Interest‑rate side of the condition was met (no ~150 bps of cuts)
• At the start of 2024, the federal funds target range was 5.25%–5.50%. It stayed there until September 18, 2024, when the Fed cut by 50 bps to 4.75%–5.00%, then cut by 25 bps in November to 4.50%–4.75%, and again by 25 bps in December to 4.25%–4.50%. That’s 100 basis points of easing in 2024, not the roughly 150 bps Sacks cited as the market’s expectation. (investinglive.com)
→ So the antecedent of his conditional (“if rates don’t come down as expected (~150 bps) in 2024”) did occur.

Commercial real‑estate sponsors did see broad distress
• By year‑end 2024, CMBS data show office and multifamily borrowers under significant strain: Trepp reports the overall CMBS delinquency rate at 6.57%, with office delinquency at a record 11.01% in December 2024 and more than $2 billion of office loans becoming newly delinquent that month alone. (trepp.com)
• KBRA finds office delinquencies in its CMBS universe more than doubled year‑over‑year to 10.76%, with an office “distress rate” (delinquent + specially serviced) near 15% by December 2024, and $2.5 billion of loans added to distress that month, over half due to actual or imminent maturity default. (businesswire.com)
• The Financial Stability Board likewise noted that, as of September 2024, distress was “evident in multiple segments” of the CMBS market, with office and retail segments showing the highest distress rates. (ft.com)

→ PROVIDED MATERIAL:
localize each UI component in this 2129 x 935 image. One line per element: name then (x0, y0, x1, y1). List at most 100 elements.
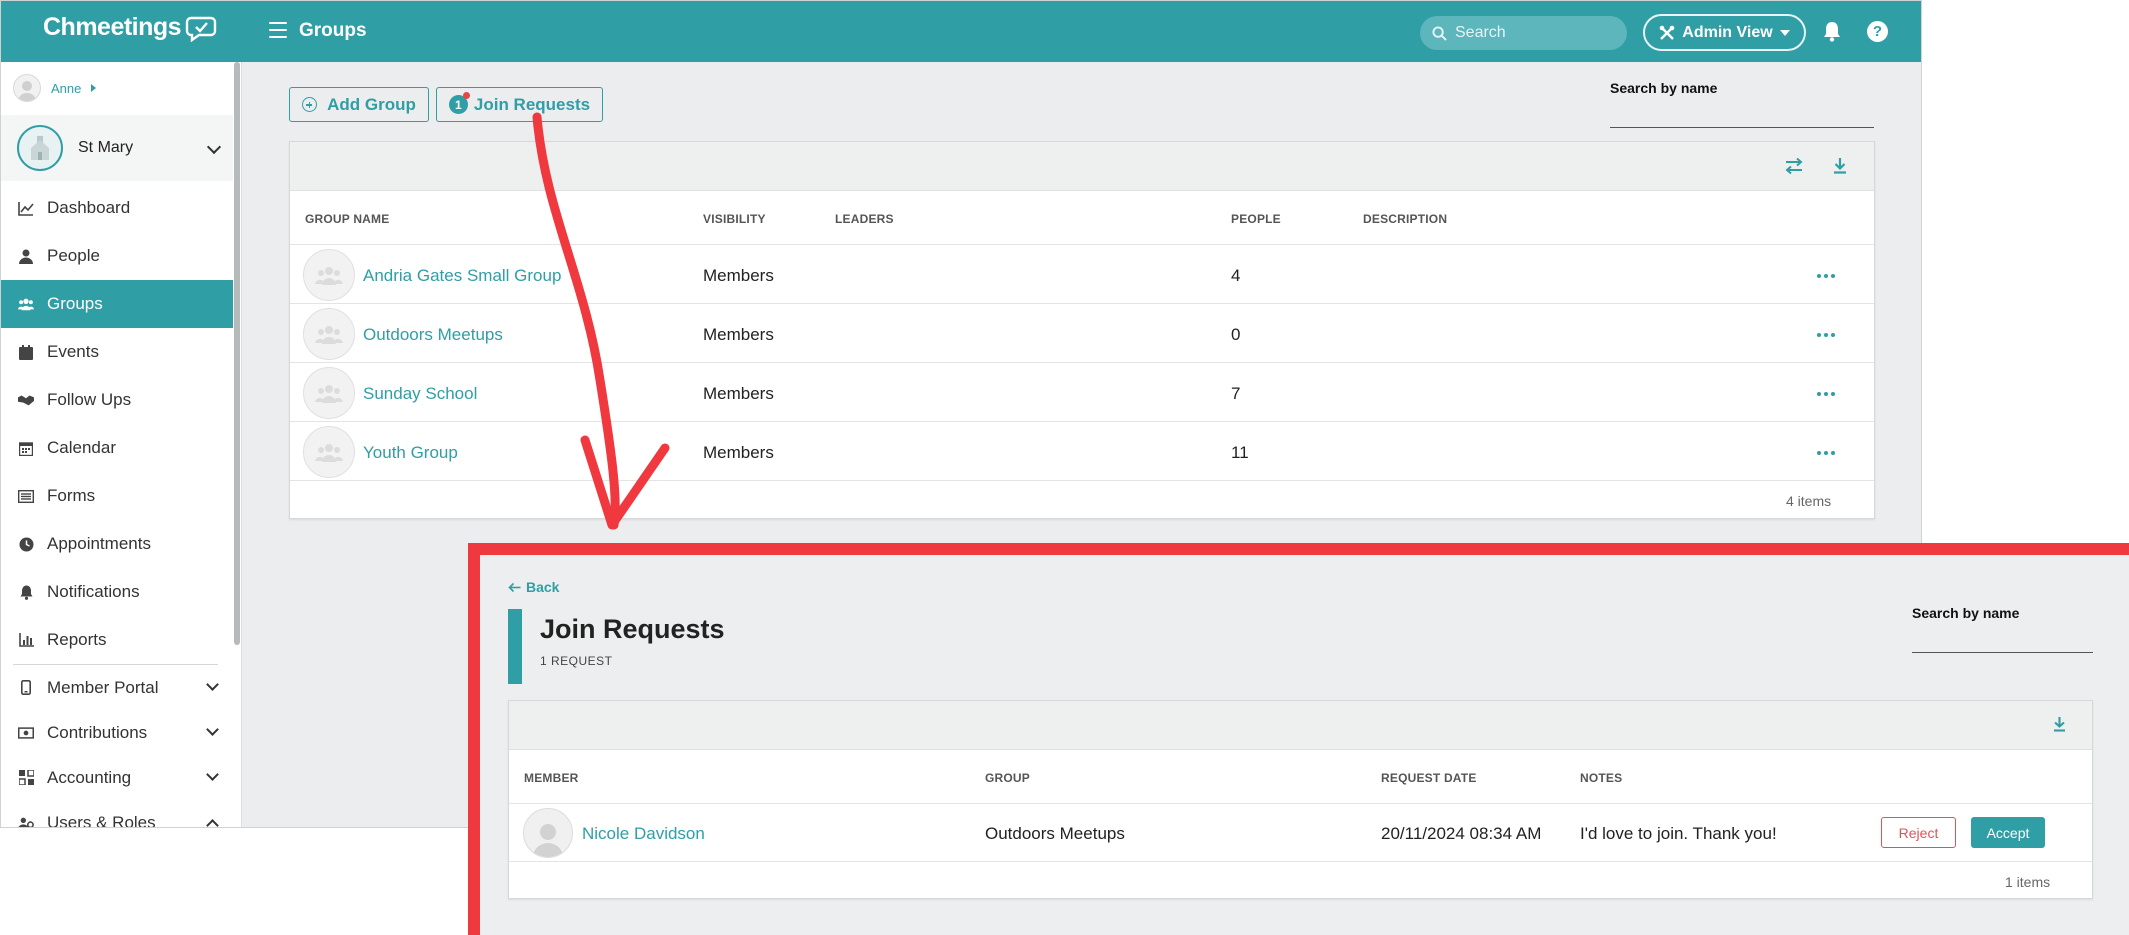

→ TASK SET:
a) Using the excerpt on rate cuts and commercial real estate, answer:
(i) What federal funds target range did the Fed set with its December 2024 cut?
(ii) What overall CMBS delinquency rate does Trepp report for year-end 2024?
(iii) Which CMBS segments does the Financial Stability Board say showed the highest distress rates?
b) Duplicate everything in the excerpt on rate cuts and commercial real estate from "Commercial real‑estate sponsors" down to "distress rates. (ft.com)".
c) Go on with the excerpt on rate cuts and commercial real estate from the point where it ends.

→ IN RESPONSE:
a)
(i) 4.25%–4.50%
(ii) 6.57%
(iii) Office and retail

b)
Commercial real‑estate sponsors did see broad distress
• By year‑end 2024, CMBS data show office and multifamily borrowers under significant strain: Trepp reports the overall CMBS delinquency rate at 6.57%, with office delinquency at a record 11.01% in December 2024 and more than $2 billion of office loans becoming newly delinquent that month alone. (trepp.com)
• KBRA finds office delinquencies in its CMBS universe more than doubled year‑over‑year to 10.76%, with an office “distress rate” (delinquent + specially serviced) near 15% by December 2024, and $2.5 billion of loans added to distress that month, over half due to actual or imminent maturity default. (businesswire.com)
• The Financial Stability Board likewise noted that, as of September 2024, distress was “evident in multiple segments” of the CMBS market, with office and retail segments showing the highest distress rates. (ft.com)

c)
→ This supports the idea that a large number of commercial real‑estate sponsors were indeed “in trouble” by late 2024.

But a large number of regional banks did not end up in serious distress in 2024
• FDIC data show only two U.S. bank failures in all of 2024: Republic First Bank (Philadelphia, ~$6B in assets) on April 26, and First National Bank of Lindsay (Oklahoma, ~$108M in assets) on October 18. (fdic.gov)
– The First National Bank of Lindsay was closed after regulators found “false and deceptive bank records” and suspected fraud that depleted its capital—i.e., primarily a fraud/management issue, not a CRE‑rate shock story. (occ.treas.gov)
– Republic First’s failure was tied to longer‑running profitability, funding, and interest‑rate pressures; news coverage frames it as one more isolated smaller‑lender failure, not part of a broad wave of regional bank collapses. (forbes.com) • The FDIC’s Q3 2024 update reported 68 “problem banks” on its list—up, but still a historically moderate share of the thousands of U.S. banks. The same report emphasized that the sector’s capital and overall resilience remained solid, even as non‑performing CRE loans rose to their highest level since 2013. (reuters.com)
• S&P Global Market Intelligence’s 2024 CRE outlook described banks as “feeling stress but weathering the storm.” Its analysis of roughly $950 billion of CRE mortgages maturing in 2024 concluded that while banks with heavy CRE exposure would “feel some pain,” it was not expected to trigger large‑scale deleveraging or threaten overall financial stability. (press.spglobal.com)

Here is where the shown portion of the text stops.